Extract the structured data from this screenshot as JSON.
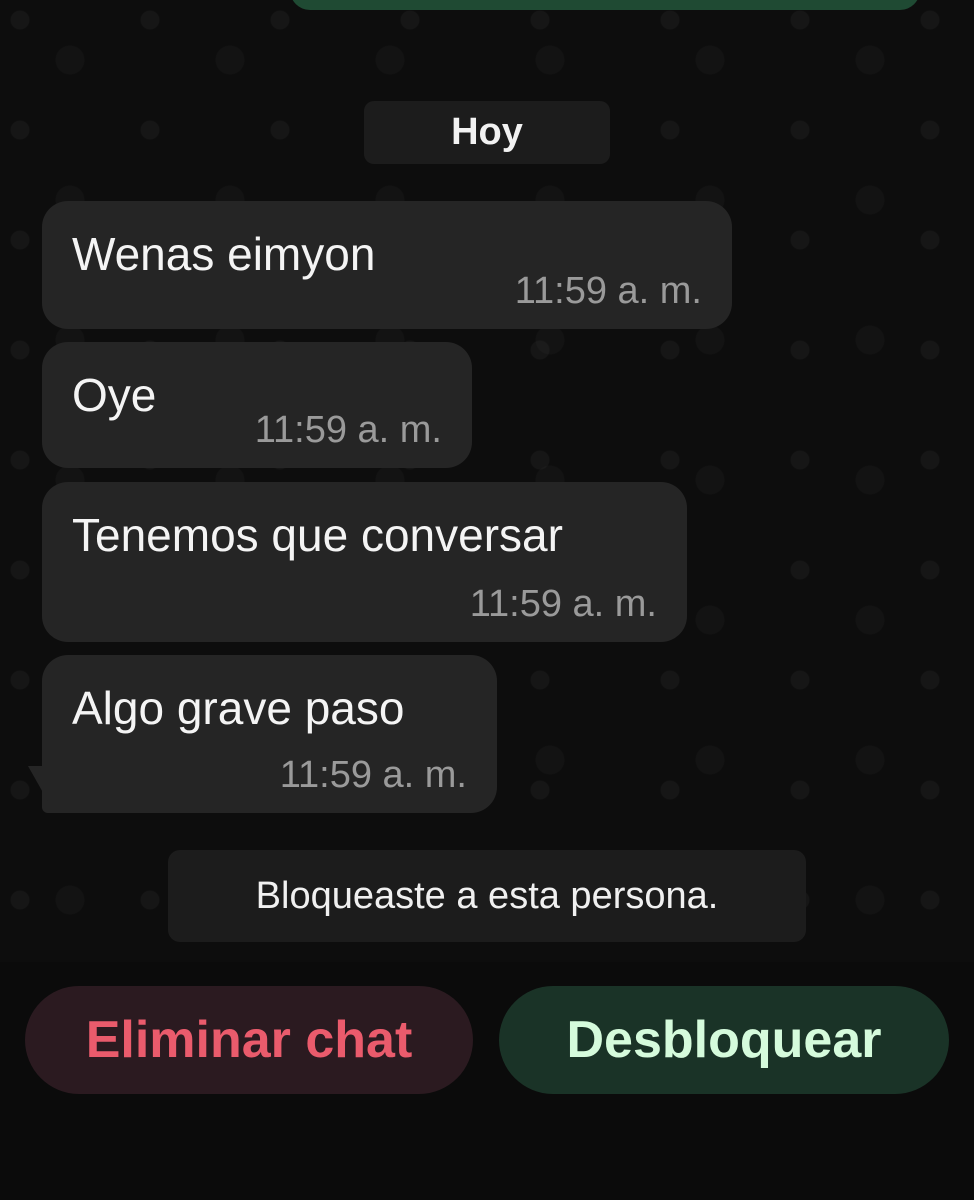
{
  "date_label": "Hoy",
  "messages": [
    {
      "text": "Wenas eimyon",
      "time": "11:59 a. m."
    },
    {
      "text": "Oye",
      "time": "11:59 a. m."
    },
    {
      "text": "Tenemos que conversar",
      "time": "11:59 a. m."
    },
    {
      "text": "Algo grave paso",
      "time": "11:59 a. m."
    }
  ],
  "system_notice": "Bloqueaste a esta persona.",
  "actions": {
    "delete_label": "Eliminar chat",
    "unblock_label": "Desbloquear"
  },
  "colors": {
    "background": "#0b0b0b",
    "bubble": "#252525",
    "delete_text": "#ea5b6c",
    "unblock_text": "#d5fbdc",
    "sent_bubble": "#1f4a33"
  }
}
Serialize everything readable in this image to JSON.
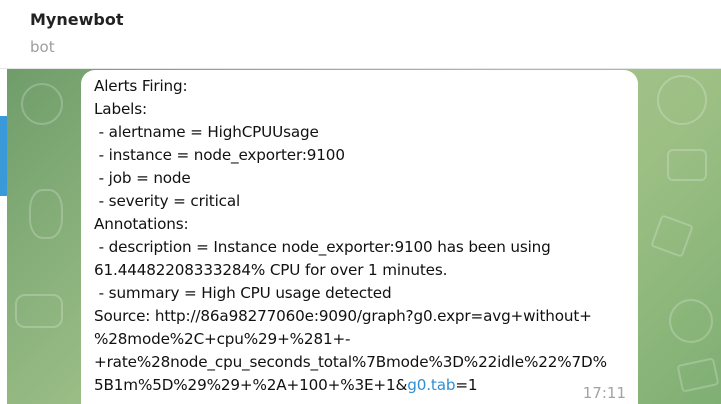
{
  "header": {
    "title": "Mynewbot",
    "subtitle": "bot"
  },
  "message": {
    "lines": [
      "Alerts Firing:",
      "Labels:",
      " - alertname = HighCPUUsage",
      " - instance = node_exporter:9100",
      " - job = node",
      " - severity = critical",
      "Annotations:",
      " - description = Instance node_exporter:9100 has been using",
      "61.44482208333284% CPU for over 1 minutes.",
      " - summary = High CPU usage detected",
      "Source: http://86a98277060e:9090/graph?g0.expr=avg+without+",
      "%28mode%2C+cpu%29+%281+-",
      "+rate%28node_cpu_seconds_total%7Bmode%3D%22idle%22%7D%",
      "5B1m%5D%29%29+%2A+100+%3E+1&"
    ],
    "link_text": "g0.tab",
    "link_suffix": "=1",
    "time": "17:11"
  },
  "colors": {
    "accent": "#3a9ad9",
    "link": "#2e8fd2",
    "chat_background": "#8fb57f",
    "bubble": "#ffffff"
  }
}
+ + +
The data above should be repeated exactly, minus any pictures.

Extract the structured data from this screenshot as JSON.
{
  "date_label": "Hoy",
  "messages": [
    {
      "text": "Wenas eimyon",
      "time": "11:59 a. m."
    },
    {
      "text": "Oye",
      "time": "11:59 a. m."
    },
    {
      "text": "Tenemos que conversar",
      "time": "11:59 a. m."
    },
    {
      "text": "Algo grave paso",
      "time": "11:59 a. m."
    }
  ],
  "system_notice": "Bloqueaste a esta persona.",
  "actions": {
    "delete_label": "Eliminar chat",
    "unblock_label": "Desbloquear"
  },
  "colors": {
    "background": "#0b0b0b",
    "bubble": "#252525",
    "delete_text": "#ea5b6c",
    "unblock_text": "#d5fbdc",
    "sent_bubble": "#1f4a33"
  }
}
Serialize everything readable in this image to JSON.
{
  "header": {
    "title": "Mynewbot",
    "subtitle": "bot"
  },
  "message": {
    "lines": [
      "Alerts Firing:",
      "Labels:",
      " - alertname = HighCPUUsage",
      " - instance = node_exporter:9100",
      " - job = node",
      " - severity = critical",
      "Annotations:",
      " - description = Instance node_exporter:9100 has been using",
      "61.44482208333284% CPU for over 1 minutes.",
      " - summary = High CPU usage detected",
      "Source: http://86a98277060e:9090/graph?g0.expr=avg+without+",
      "%28mode%2C+cpu%29+%281+-",
      "+rate%28node_cpu_seconds_total%7Bmode%3D%22idle%22%7D%",
      "5B1m%5D%29%29+%2A+100+%3E+1&"
    ],
    "link_text": "g0.tab",
    "link_suffix": "=1",
    "time": "17:11"
  },
  "colors": {
    "accent": "#3a9ad9",
    "link": "#2e8fd2",
    "chat_background": "#8fb57f",
    "bubble": "#ffffff"
  }
}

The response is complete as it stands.